= TASK MATERIAL =
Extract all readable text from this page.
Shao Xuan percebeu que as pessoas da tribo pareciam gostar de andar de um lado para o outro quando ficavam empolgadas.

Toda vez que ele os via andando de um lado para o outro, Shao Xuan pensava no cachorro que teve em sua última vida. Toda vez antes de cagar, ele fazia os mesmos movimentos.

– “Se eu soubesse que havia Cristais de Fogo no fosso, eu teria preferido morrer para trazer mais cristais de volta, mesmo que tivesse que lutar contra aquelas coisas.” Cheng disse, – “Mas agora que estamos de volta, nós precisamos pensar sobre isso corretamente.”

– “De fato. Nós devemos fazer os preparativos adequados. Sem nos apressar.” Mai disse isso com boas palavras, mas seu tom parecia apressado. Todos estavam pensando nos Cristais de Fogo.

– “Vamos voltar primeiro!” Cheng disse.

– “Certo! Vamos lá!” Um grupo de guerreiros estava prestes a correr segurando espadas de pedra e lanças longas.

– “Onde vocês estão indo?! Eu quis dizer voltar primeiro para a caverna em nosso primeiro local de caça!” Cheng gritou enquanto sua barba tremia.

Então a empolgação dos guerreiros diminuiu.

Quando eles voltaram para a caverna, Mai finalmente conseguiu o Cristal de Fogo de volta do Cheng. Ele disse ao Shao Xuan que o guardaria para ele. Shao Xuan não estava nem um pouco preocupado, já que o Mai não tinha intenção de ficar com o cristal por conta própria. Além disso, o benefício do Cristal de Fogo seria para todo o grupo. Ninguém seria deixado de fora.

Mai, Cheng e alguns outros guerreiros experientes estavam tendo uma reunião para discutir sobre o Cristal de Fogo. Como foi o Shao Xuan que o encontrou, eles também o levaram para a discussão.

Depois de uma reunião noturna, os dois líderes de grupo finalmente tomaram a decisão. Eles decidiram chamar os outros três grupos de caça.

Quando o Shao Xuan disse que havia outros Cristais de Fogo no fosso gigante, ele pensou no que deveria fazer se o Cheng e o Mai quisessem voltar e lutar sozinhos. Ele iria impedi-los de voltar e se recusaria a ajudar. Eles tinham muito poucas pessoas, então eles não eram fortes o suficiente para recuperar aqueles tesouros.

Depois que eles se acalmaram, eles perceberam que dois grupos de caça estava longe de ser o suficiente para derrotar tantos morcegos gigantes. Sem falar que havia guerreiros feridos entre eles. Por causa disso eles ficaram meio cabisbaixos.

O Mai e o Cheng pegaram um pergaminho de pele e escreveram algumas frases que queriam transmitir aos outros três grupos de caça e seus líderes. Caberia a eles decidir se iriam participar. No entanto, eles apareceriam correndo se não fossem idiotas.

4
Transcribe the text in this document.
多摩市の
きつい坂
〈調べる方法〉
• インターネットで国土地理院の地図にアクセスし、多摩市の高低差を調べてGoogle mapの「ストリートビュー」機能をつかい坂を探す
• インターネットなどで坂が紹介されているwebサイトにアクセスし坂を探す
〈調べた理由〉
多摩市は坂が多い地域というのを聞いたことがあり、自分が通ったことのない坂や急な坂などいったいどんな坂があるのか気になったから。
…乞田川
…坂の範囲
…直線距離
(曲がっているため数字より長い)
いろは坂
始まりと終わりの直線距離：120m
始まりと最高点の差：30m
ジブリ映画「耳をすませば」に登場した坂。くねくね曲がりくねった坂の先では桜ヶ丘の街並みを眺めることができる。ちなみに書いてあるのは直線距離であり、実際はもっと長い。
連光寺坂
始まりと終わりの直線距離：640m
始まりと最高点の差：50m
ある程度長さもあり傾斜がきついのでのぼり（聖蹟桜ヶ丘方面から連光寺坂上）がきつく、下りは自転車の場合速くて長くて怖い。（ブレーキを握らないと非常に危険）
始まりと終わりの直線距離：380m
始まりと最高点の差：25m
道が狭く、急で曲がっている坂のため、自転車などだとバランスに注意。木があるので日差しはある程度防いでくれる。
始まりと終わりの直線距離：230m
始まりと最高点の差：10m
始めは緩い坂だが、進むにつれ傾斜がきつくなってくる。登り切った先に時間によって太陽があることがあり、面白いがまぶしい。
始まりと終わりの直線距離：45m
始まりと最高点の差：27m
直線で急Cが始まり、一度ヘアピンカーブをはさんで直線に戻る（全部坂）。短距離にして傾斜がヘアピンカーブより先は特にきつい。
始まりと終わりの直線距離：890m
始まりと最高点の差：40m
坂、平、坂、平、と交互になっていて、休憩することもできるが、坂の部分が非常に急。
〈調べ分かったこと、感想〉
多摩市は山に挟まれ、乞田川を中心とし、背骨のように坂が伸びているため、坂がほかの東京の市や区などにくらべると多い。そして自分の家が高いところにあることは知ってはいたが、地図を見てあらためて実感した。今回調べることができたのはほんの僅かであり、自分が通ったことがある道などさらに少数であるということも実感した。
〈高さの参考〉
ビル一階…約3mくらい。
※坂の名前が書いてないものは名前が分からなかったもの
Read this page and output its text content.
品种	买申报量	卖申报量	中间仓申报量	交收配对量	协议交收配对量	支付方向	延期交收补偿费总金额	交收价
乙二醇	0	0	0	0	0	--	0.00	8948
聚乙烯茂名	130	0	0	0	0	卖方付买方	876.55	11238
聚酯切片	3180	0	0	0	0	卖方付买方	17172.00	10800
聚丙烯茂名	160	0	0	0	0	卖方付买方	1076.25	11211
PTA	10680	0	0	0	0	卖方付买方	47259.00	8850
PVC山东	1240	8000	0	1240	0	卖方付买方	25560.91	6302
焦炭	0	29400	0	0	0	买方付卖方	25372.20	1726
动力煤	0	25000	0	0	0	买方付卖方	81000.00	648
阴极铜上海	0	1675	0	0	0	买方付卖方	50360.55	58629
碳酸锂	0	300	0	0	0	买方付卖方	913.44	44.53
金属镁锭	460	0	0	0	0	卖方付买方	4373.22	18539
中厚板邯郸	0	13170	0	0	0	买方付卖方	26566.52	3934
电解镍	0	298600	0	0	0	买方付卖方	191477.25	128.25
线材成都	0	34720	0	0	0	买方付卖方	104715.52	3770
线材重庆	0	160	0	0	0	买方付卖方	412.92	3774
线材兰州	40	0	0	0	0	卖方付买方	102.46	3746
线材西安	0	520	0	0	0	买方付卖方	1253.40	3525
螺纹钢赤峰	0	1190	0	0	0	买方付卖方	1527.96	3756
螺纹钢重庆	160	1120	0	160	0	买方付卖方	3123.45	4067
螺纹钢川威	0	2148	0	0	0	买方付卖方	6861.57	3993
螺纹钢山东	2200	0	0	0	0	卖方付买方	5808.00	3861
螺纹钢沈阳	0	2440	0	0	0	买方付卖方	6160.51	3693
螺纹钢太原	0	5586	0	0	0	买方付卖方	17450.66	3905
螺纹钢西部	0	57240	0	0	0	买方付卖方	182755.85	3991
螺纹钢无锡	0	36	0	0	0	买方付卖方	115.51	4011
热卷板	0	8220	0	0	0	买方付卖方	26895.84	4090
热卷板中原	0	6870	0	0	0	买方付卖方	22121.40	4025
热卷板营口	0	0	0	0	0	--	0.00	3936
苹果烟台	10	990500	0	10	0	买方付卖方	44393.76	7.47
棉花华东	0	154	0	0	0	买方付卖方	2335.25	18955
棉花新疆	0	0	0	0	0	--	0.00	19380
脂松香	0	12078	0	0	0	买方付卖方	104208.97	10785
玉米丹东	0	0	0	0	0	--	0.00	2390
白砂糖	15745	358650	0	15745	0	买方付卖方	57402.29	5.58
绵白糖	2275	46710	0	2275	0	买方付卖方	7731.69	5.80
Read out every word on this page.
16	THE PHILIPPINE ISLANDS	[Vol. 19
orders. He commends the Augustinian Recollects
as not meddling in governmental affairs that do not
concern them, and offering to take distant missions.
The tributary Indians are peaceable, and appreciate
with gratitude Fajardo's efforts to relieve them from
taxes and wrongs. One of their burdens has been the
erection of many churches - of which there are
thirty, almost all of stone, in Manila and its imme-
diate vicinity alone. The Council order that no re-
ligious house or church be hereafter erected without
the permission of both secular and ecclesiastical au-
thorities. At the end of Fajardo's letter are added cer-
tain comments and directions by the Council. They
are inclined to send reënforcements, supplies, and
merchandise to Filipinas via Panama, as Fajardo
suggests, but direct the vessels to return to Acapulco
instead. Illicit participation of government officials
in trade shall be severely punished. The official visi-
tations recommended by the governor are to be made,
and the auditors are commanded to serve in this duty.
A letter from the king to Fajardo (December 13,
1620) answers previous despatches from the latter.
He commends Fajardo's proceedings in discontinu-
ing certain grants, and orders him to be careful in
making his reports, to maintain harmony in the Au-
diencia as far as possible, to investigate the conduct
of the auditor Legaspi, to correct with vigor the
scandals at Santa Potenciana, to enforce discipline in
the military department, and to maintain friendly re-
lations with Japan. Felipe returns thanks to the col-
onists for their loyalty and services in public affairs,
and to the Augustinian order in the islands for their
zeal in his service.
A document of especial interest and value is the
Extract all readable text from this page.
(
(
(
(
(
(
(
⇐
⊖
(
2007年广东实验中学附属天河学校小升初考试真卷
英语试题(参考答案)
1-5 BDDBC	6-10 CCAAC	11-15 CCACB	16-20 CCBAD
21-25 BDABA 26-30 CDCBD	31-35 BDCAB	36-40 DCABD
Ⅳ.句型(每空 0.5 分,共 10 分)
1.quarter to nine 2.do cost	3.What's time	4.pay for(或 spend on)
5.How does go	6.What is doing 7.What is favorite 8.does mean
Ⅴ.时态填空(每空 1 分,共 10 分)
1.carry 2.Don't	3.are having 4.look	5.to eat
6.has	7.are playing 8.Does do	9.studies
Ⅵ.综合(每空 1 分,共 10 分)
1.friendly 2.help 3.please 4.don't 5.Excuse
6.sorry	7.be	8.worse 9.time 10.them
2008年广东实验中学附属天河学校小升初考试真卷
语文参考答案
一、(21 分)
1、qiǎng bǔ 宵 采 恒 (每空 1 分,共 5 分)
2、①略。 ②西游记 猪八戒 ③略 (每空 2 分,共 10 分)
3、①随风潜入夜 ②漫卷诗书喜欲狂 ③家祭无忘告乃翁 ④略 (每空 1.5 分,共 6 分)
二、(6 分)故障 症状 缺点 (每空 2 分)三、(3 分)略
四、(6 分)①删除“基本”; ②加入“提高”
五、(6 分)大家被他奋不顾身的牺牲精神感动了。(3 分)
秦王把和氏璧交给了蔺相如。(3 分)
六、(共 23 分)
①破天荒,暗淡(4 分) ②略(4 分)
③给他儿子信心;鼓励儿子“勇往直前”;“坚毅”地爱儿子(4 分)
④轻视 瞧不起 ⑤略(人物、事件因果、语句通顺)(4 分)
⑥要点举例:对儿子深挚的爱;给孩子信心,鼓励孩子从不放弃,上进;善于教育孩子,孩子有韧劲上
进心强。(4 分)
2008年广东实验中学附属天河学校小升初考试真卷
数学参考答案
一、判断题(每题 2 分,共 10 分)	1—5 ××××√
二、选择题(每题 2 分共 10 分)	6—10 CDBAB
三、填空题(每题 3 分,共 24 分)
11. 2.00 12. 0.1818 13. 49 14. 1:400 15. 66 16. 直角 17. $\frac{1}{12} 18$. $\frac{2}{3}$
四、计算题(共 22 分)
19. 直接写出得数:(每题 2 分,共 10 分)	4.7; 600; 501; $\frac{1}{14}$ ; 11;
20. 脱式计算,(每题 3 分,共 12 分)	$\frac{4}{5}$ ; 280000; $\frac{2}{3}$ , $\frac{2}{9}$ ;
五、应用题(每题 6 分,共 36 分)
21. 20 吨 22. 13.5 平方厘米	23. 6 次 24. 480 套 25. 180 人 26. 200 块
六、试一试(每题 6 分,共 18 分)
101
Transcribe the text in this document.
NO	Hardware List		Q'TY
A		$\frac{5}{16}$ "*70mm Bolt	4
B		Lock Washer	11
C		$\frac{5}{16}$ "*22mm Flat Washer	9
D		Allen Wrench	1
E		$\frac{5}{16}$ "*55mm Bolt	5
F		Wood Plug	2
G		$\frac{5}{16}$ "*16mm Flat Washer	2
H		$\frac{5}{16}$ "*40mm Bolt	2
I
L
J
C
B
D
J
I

= PROBLEM REQUIREMENTS =
Find the lines with the string "their" and reproduce them.

= RESULT OF THE TASK =
taxes and wrongs. One of their burdens has been the
onists for their loyalty and services in public affairs,
and to the Augustinian order in the islands for their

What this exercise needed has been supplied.